Prompt => Quote every line below exactly as it reads.

The records =>
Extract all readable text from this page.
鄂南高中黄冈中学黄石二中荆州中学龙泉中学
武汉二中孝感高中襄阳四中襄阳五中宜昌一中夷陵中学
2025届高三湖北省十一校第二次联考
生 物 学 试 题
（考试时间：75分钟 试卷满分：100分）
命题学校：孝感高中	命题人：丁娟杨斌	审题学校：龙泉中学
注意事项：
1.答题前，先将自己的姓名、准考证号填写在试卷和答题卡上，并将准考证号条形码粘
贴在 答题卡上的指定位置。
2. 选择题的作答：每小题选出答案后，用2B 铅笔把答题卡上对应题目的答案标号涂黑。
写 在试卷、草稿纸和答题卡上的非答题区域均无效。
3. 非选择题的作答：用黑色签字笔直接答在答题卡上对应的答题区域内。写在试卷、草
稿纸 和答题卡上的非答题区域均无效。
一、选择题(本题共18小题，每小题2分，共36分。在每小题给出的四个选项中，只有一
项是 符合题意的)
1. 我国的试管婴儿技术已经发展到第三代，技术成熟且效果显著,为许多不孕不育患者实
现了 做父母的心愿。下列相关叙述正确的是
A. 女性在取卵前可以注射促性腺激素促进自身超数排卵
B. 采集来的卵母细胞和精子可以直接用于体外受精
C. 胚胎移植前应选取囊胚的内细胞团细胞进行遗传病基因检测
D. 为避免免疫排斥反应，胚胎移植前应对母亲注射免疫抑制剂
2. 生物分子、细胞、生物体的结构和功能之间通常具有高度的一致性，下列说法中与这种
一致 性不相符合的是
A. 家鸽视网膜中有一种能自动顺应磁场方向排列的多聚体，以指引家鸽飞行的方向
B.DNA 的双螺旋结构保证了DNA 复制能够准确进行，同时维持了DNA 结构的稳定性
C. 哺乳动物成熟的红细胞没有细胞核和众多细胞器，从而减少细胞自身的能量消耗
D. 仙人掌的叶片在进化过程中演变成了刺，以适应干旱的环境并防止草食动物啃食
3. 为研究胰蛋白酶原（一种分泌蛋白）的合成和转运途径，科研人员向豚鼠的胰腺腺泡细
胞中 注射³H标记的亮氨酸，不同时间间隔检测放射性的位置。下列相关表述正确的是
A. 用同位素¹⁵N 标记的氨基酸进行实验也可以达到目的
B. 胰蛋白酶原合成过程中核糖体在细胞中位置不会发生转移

Output of the task =>
Extract all readable text from this page.
鄂南高中黄冈中学黄石二中荆州中学龙泉中学
武汉二中孝感高中襄阳四中襄阳五中宜昌一中夷陵中学
2025届高三湖北省十一校第二次联考
生 物 学 试 题
（考试时间：75分钟 试卷满分：100分）
命题学校：孝感高中	命题人：丁娟杨斌	审题学校：龙泉中学
注意事项：
1.答题前，先将自己的姓名、准考证号填写在试卷和答题卡上，并将准考证号条形码粘
贴在 答题卡上的指定位置。
2. 选择题的作答：每小题选出答案后，用2B 铅笔把答题卡上对应题目的答案标号涂黑。
写 在试卷、草稿纸和答题卡上的非答题区域均无效。
3. 非选择题的作答：用黑色签字笔直接答在答题卡上对应的答题区域内。写在试卷、草
稿纸 和答题卡上的非答题区域均无效。
一、选择题(本题共18小题，每小题2分，共36分。在每小题给出的四个选项中，只有一
项是 符合题意的)
1. 我国的试管婴儿技术已经发展到第三代，技术成熟且效果显著,为许多不孕不育患者实
现了 做父母的心愿。下列相关叙述正确的是
A. 女性在取卵前可以注射促性腺激素促进自身超数排卵
B. 采集来的卵母细胞和精子可以直接用于体外受精
C. 胚胎移植前应选取囊胚的内细胞团细胞进行遗传病基因检测
D. 为避免免疫排斥反应，胚胎移植前应对母亲注射免疫抑制剂
2. 生物分子、细胞、生物体的结构和功能之间通常具有高度的一致性，下列说法中与这种
一致 性不相符合的是
A. 家鸽视网膜中有一种能自动顺应磁场方向排列的多聚体，以指引家鸽飞行的方向
B.DNA 的双螺旋结构保证了DNA 复制能够准确进行，同时维持了DNA 结构的稳定性
C. 哺乳动物成熟的红细胞没有细胞核和众多细胞器，从而减少细胞自身的能量消耗
D. 仙人掌的叶片在进化过程中演变成了刺，以适应干旱的环境并防止草食动物啃食
3. 为研究胰蛋白酶原（一种分泌蛋白）的合成和转运途径，科研人员向豚鼠的胰腺腺泡细
胞中 注射³H标记的亮氨酸，不同时间间隔检测放射性的位置。下列相关表述正确的是
A. 用同位素¹⁵N 标记的氨基酸进行实验也可以达到目的
B. 胰蛋白酶原合成过程中核糖体在细胞中位置不会发生转移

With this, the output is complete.